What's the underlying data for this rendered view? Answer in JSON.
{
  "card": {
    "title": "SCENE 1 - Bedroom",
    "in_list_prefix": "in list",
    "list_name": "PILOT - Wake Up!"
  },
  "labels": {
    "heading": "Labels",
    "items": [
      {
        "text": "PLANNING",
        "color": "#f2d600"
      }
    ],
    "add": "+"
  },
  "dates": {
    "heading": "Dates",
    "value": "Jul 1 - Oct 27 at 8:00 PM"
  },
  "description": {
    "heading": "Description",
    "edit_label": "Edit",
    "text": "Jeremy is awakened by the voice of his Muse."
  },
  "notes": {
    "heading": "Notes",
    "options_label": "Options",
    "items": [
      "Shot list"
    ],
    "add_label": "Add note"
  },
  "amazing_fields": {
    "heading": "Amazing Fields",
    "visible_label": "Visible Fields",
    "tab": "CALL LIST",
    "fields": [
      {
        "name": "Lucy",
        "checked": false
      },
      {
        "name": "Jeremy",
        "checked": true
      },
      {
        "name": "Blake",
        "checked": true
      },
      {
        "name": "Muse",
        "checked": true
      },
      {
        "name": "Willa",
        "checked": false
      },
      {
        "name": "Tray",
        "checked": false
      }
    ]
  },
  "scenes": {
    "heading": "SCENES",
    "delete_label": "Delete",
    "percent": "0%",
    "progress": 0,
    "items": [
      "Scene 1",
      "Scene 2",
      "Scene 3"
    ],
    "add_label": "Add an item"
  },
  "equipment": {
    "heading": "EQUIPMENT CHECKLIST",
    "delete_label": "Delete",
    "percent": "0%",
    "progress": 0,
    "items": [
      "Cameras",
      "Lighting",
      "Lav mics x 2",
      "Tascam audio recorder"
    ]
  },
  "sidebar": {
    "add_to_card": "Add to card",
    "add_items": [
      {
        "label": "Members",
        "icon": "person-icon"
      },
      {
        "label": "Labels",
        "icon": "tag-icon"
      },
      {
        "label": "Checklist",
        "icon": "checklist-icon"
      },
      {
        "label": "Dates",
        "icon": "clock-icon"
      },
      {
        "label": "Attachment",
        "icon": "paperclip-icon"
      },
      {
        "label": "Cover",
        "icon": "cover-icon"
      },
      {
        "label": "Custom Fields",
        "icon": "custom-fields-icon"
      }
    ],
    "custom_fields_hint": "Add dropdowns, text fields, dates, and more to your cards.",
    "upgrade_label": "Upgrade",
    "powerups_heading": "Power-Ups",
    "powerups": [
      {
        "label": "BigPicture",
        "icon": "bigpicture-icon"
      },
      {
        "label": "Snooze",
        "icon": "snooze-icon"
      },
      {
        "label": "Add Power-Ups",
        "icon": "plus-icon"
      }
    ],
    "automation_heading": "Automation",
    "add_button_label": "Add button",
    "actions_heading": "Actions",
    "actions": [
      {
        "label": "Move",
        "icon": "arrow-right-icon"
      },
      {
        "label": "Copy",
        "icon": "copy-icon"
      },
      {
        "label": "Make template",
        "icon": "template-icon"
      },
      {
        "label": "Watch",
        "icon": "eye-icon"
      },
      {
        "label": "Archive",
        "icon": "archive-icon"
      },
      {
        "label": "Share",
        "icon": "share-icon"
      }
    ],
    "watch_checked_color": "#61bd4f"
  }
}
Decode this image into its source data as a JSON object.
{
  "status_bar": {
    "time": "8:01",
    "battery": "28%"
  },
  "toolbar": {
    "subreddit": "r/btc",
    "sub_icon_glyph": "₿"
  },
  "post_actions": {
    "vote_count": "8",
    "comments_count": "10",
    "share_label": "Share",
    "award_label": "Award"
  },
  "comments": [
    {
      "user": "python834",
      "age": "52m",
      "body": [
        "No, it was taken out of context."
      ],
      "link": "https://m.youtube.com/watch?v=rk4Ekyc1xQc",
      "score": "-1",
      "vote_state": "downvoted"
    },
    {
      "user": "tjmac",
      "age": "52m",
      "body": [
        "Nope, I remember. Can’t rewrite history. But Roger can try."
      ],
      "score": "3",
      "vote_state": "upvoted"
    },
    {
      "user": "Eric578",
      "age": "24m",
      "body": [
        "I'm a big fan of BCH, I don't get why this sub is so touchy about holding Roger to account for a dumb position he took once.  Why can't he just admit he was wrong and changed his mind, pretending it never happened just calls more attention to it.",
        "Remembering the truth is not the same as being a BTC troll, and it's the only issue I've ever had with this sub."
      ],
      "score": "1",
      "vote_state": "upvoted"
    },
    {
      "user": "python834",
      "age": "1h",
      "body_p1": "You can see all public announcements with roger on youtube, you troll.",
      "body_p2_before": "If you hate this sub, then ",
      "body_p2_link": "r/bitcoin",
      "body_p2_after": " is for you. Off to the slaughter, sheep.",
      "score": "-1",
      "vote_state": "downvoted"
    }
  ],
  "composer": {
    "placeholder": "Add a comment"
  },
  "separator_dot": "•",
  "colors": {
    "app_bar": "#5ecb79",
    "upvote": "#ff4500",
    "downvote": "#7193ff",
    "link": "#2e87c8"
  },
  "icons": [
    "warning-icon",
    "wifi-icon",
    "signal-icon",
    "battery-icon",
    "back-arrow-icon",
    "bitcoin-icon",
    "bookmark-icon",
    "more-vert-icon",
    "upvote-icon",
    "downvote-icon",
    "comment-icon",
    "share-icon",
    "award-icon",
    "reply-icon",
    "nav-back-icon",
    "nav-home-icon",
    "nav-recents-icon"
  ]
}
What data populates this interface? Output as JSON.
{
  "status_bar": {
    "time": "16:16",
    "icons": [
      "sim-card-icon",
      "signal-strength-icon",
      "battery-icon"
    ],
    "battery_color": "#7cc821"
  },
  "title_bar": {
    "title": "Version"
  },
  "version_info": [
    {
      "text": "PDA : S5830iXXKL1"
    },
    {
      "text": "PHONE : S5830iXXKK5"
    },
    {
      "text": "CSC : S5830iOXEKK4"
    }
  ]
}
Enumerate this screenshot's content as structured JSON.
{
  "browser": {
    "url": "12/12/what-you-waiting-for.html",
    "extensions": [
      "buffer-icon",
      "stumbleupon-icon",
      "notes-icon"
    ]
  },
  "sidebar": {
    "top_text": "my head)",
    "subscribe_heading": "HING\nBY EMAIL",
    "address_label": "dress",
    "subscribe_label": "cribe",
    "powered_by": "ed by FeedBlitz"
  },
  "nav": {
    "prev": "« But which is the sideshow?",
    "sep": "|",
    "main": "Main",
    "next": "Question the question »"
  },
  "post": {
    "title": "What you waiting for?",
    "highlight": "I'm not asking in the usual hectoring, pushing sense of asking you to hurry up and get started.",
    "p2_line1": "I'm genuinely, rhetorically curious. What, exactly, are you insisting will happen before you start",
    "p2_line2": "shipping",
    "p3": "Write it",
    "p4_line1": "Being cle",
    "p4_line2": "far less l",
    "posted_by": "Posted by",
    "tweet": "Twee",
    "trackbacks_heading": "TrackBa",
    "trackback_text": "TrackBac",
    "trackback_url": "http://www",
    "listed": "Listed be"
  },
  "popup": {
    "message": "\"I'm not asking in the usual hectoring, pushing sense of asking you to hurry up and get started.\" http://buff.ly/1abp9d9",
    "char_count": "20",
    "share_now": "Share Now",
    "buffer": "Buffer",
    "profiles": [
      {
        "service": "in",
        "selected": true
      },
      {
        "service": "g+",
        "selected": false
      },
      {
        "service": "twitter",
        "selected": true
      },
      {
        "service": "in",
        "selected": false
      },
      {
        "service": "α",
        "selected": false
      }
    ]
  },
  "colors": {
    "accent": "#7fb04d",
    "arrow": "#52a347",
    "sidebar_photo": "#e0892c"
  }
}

################

*What the task asks*. Extract all lines as given.

*The result*.
What's the underlying data for this rendered view? Answer in JSON.
{
  "card": {
    "title": "SCENE 1 - Bedroom",
    "in_list_prefix": "in list",
    "list_name": "PILOT - Wake Up!"
  },
  "labels": {
    "heading": "Labels",
    "items": [
      {
        "text": "PLANNING",
        "color": "#f2d600"
      }
    ],
    "add": "+"
  },
  "dates": {
    "heading": "Dates",
    "value": "Jul 1 - Oct 27 at 8:00 PM"
  },
  "description": {
    "heading": "Description",
    "edit_label": "Edit",
    "text": "Jeremy is awakened by the voice of his Muse."
  },
  "notes": {
    "heading": "Notes",
    "options_label": "Options",
    "items": [
      "Shot list"
    ],
    "add_label": "Add note"
  },
  "amazing_fields": {
    "heading": "Amazing Fields",
    "visible_label": "Visible Fields",
    "tab": "CALL LIST",
    "fields": [
      {
        "name": "Lucy",
        "checked": false
      },
      {
        "name": "Jeremy",
        "checked": true
      },
      {
        "name": "Blake",
        "checked": true
      },
      {
        "name": "Muse",
        "checked": true
      },
      {
        "name": "Willa",
        "checked": false
      },
      {
        "name": "Tray",
        "checked": false
      }
    ]
  },
  "scenes": {
    "heading": "SCENES",
    "delete_label": "Delete",
    "percent": "0%",
    "progress": 0,
    "items": [
      "Scene 1",
      "Scene 2",
      "Scene 3"
    ],
    "add_label": "Add an item"
  },
  "equipment": {
    "heading": "EQUIPMENT CHECKLIST",
    "delete_label": "Delete",
    "percent": "0%",
    "progress": 0,
    "items": [
      "Cameras",
      "Lighting",
      "Lav mics x 2",
      "Tascam audio recorder"
    ]
  },
  "sidebar": {
    "add_to_card": "Add to card",
    "add_items": [
      {
        "label": "Members",
        "icon": "person-icon"
      },
      {
        "label": "Labels",
        "icon": "tag-icon"
      },
      {
        "label": "Checklist",
        "icon": "checklist-icon"
      },
      {
        "label": "Dates",
        "icon": "clock-icon"
      },
      {
        "label": "Attachment",
        "icon": "paperclip-icon"
      },
      {
        "label": "Cover",
        "icon": "cover-icon"
      },
      {
        "label": "Custom Fields",
        "icon": "custom-fields-icon"
      }
    ],
    "custom_fields_hint": "Add dropdowns, text fields, dates, and more to your cards.",
    "upgrade_label": "Upgrade",
    "powerups_heading": "Power-Ups",
    "powerups": [
      {
        "label": "BigPicture",
        "icon": "bigpicture-icon"
      },
      {
        "label": "Snooze",
        "icon": "snooze-icon"
      },
      {
        "label": "Add Power-Ups",
        "icon": "plus-icon"
      }
    ],
    "automation_heading": "Automation",
    "add_button_label": "Add button",
    "actions_heading": "Actions",
    "actions": [
      {
        "label": "Move",
        "icon": "arrow-right-icon"
      },
      {
        "label": "Copy",
        "icon": "copy-icon"
      },
      {
        "label": "Make template",
        "icon": "template-icon"
      },
      {
        "label": "Watch",
        "icon": "eye-icon"
      },
      {
        "label": "Archive",
        "icon": "archive-icon"
      },
      {
        "label": "Share",
        "icon": "share-icon"
      }
    ],
    "watch_checked_color": "#61bd4f"
  }
}
Decode this image into its source data as a JSON object.
{
  "status_bar": {
    "time": "8:01",
    "battery": "28%"
  },
  "toolbar": {
    "subreddit": "r/btc",
    "sub_icon_glyph": "₿"
  },
  "post_actions": {
    "vote_count": "8",
    "comments_count": "10",
    "share_label": "Share",
    "award_label": "Award"
  },
  "comments": [
    {
      "user": "python834",
      "age": "52m",
      "body": [
        "No, it was taken out of context."
      ],
      "link": "https://m.youtube.com/watch?v=rk4Ekyc1xQc",
      "score": "-1",
      "vote_state": "downvoted"
    },
    {
      "user": "tjmac",
      "age": "52m",
      "body": [
        "Nope, I remember. Can’t rewrite history. But Roger can try."
      ],
      "score": "3",
      "vote_state": "upvoted"
    },
    {
      "user": "Eric578",
      "age": "24m",
      "body": [
        "I'm a big fan of BCH, I don't get why this sub is so touchy about holding Roger to account for a dumb position he took once.  Why can't he just admit he was wrong and changed his mind, pretending it never happened just calls more attention to it.",
        "Remembering the truth is not the same as being a BTC troll, and it's the only issue I've ever had with this sub."
      ],
      "score": "1",
      "vote_state": "upvoted"
    },
    {
      "user": "python834",
      "age": "1h",
      "body_p1": "You can see all public announcements with roger on youtube, you troll.",
      "body_p2_before": "If you hate this sub, then ",
      "body_p2_link": "r/bitcoin",
      "body_p2_after": " is for you. Off to the slaughter, sheep.",
      "score": "-1",
      "vote_state": "downvoted"
    }
  ],
  "composer": {
    "placeholder": "Add a comment"
  },
  "separator_dot": "•",
  "colors": {
    "app_bar": "#5ecb79",
    "upvote": "#ff4500",
    "downvote": "#7193ff",
    "link": "#2e87c8"
  },
  "icons": [
    "warning-icon",
    "wifi-icon",
    "signal-icon",
    "battery-icon",
    "back-arrow-icon",
    "bitcoin-icon",
    "bookmark-icon",
    "more-vert-icon",
    "upvote-icon",
    "downvote-icon",
    "comment-icon",
    "share-icon",
    "award-icon",
    "reply-icon",
    "nav-back-icon",
    "nav-home-icon",
    "nav-recents-icon"
  ]
}
What data populates this interface? Output as JSON.
{
  "status_bar": {
    "time": "16:16",
    "icons": [
      "sim-card-icon",
      "signal-strength-icon",
      "battery-icon"
    ],
    "battery_color": "#7cc821"
  },
  "title_bar": {
    "title": "Version"
  },
  "version_info": [
    {
      "text": "PDA : S5830iXXKL1"
    },
    {
      "text": "PHONE : S5830iXXKK5"
    },
    {
      "text": "CSC : S5830iOXEKK4"
    }
  ]
}
Enumerate this screenshot's content as structured JSON.
{
  "browser": {
    "url": "12/12/what-you-waiting-for.html",
    "extensions": [
      "buffer-icon",
      "stumbleupon-icon",
      "notes-icon"
    ]
  },
  "sidebar": {
    "top_text": "my head)",
    "subscribe_heading": "HING\nBY EMAIL",
    "address_label": "dress",
    "subscribe_label": "cribe",
    "powered_by": "ed by FeedBlitz"
  },
  "nav": {
    "prev": "« But which is the sideshow?",
    "sep": "|",
    "main": "Main",
    "next": "Question the question »"
  },
  "post": {
    "title": "What you waiting for?",
    "highlight": "I'm not asking in the usual hectoring, pushing sense of asking you to hurry up and get started.",
    "p2_line1": "I'm genuinely, rhetorically curious. What, exactly, are you insisting will happen before you start",
    "p2_line2": "shipping",
    "p3": "Write it",
    "p4_line1": "Being cle",
    "p4_line2": "far less l",
    "posted_by": "Posted by",
    "tweet": "Twee",
    "trackbacks_heading": "TrackBa",
    "trackback_text": "TrackBac",
    "trackback_url": "http://www",
    "listed": "Listed be"
  },
  "popup": {
    "message": "\"I'm not asking in the usual hectoring, pushing sense of asking you to hurry up and get started.\" http://buff.ly/1abp9d9",
    "char_count": "20",
    "share_now": "Share Now",
    "buffer": "Buffer",
    "profiles": [
      {
        "service": "in",
        "selected": true
      },
      {
        "service": "g+",
        "selected": false
      },
      {
        "service": "twitter",
        "selected": true
      },
      {
        "service": "in",
        "selected": false
      },
      {
        "service": "α",
        "selected": false
      }
    ]
  },
  "colors": {
    "accent": "#7fb04d",
    "arrow": "#52a347",
    "sidebar_photo": "#e0892c"
  }
}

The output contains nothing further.